··· Input for this task
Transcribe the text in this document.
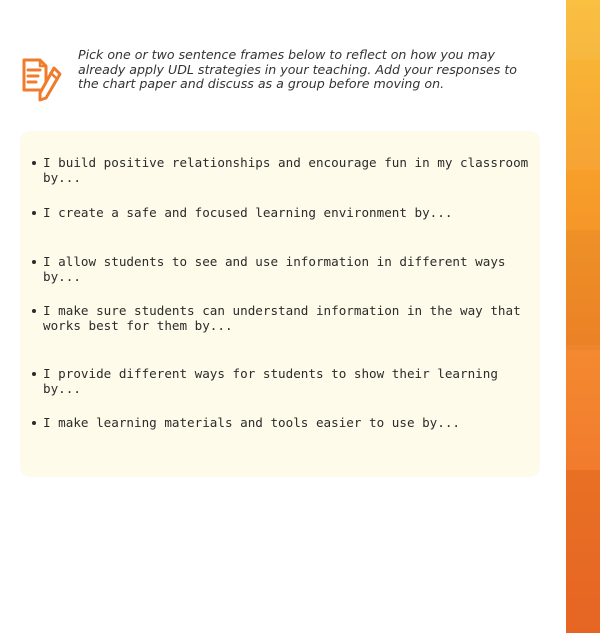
Pick one or two sentence frames below to reflect on how you may already apply UDL strategies in your teaching. Add your responses to the chart paper and discuss as a group before moving on.

I build positive relationships and encourage fun in my classroom by...
I create a safe and focused learning environment by...
I allow students to see and use information in different ways by...
I make sure students can understand information in the way that works best for them by...
I provide different ways for students to show their learning by...
I make learning materials and tools easier to use by...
······
## Problem
Give back the entries verbatim. Do not include any picture.

## Exercise output
Transcribe the text in this document.
Pick one or two sentence frames below to reflect on how you may already apply UDL strategies in your teaching. Add your responses to the chart paper and discuss as a group before moving on.

I build positive relationships and encourage fun in my classroom by...
I create a safe and focused learning environment by...
I allow students to see and use information in different ways by...
I make sure students can understand information in the way that works best for them by...
I provide different ways for students to show their learning by...
I make learning materials and tools easier to use by...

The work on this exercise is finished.